[THE REQUEST]:
Transcribe each of the records below exactly, excluding all pictures.

** Start **

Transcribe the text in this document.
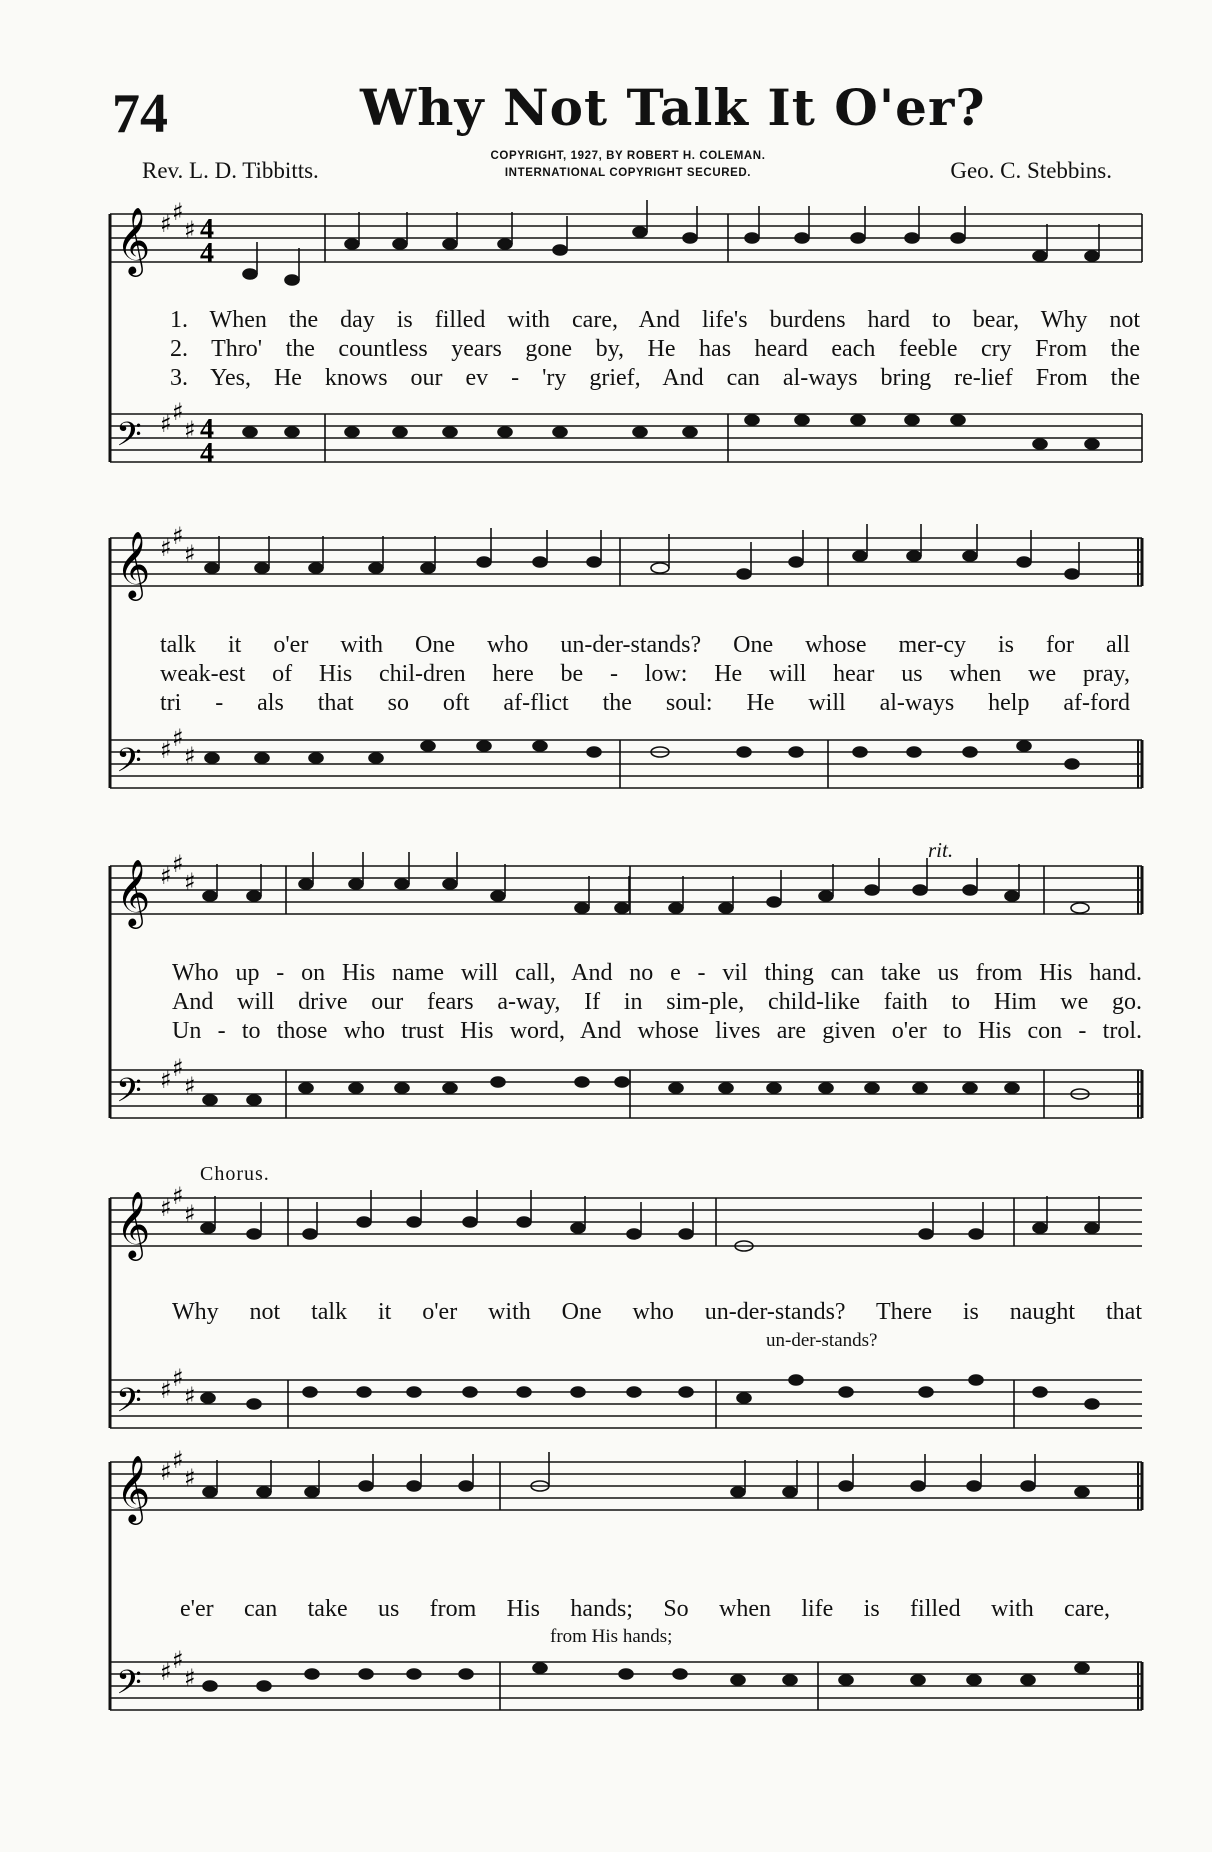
74	Why Not Talk It O'er?
Rev. L. D. Tibbitts.
COPYRIGHT, 1927, BY ROBERT H. COLEMAN.
INTERNATIONAL COPYRIGHT SECURED.	Geo. C. Stebbins.
𝄞
𝄢
♯ ♯
♯
♯ ♯
♯
4
4
4
4
1. When the day is filled with care, And life's burdens hard to bear, Why not
2. Thro' the countless years gone by, He has heard each feeble cry From the
3. Yes, He knows our ev - 'ry grief, And can al-ways bring re-lief From the
𝄞
𝄢
♯ ♯
♯
♯ ♯
♯
talk it o'er with One who un-der-stands? One whose mer-cy is for all
weak-est of His chil-dren here be - low: He will hear us when we pray,
tri - als that so oft af-flict the soul: He will al-ways help af-ford
rit.
𝄞
𝄢
♯ ♯
♯
♯ ♯
♯
Who up - on His name will call, And no e - vil thing can take us from His hand.
And will drive our fears a-way, If in sim-ple, child-like faith to Him we go.
Un - to those who trust His word, And whose lives are given o'er to His con - trol.
Chorus.
𝄞
𝄢
♯ ♯
♯
♯ ♯
♯
Why not talk it o'er with One who un-der-stands? There is naught that
un-der-stands?
𝄞
𝄢
♯ ♯
♯
♯ ♯
♯
e'er can take us from His hands; So when life is filled with care,
from His hands;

** End **

[CORRECT RESULT]:
Transcribe the text in this document.
74	Why Not Talk It O'er?
Rev. L. D. Tibbitts.
COPYRIGHT, 1927, BY ROBERT H. COLEMAN.
INTERNATIONAL COPYRIGHT SECURED.	Geo. C. Stebbins.
𝄞
𝄢
♯ ♯
♯
♯ ♯
♯
4
4
4
4
1. When the day is filled with care, And life's burdens hard to bear, Why not
2. Thro' the countless years gone by, He has heard each feeble cry From the
3. Yes, He knows our ev - 'ry grief, And can al-ways bring re-lief From the
𝄞
𝄢
♯ ♯
♯
♯ ♯
♯
talk it o'er with One who un-der-stands? One whose mer-cy is for all
weak-est of His chil-dren here be - low: He will hear us when we pray,
tri - als that so oft af-flict the soul: He will al-ways help af-ford
rit.
𝄞
𝄢
♯ ♯
♯
♯ ♯
♯
Who up - on His name will call, And no e - vil thing can take us from His hand.
And will drive our fears a-way, If in sim-ple, child-like faith to Him we go.
Un - to those who trust His word, And whose lives are given o'er to His con - trol.
Chorus.
𝄞
𝄢
♯ ♯
♯
♯ ♯
♯
Why not talk it o'er with One who un-der-stands? There is naught that
un-der-stands?
𝄞
𝄢
♯ ♯
♯
♯ ♯
♯
e'er can take us from His hands; So when life is filled with care,
from His hands;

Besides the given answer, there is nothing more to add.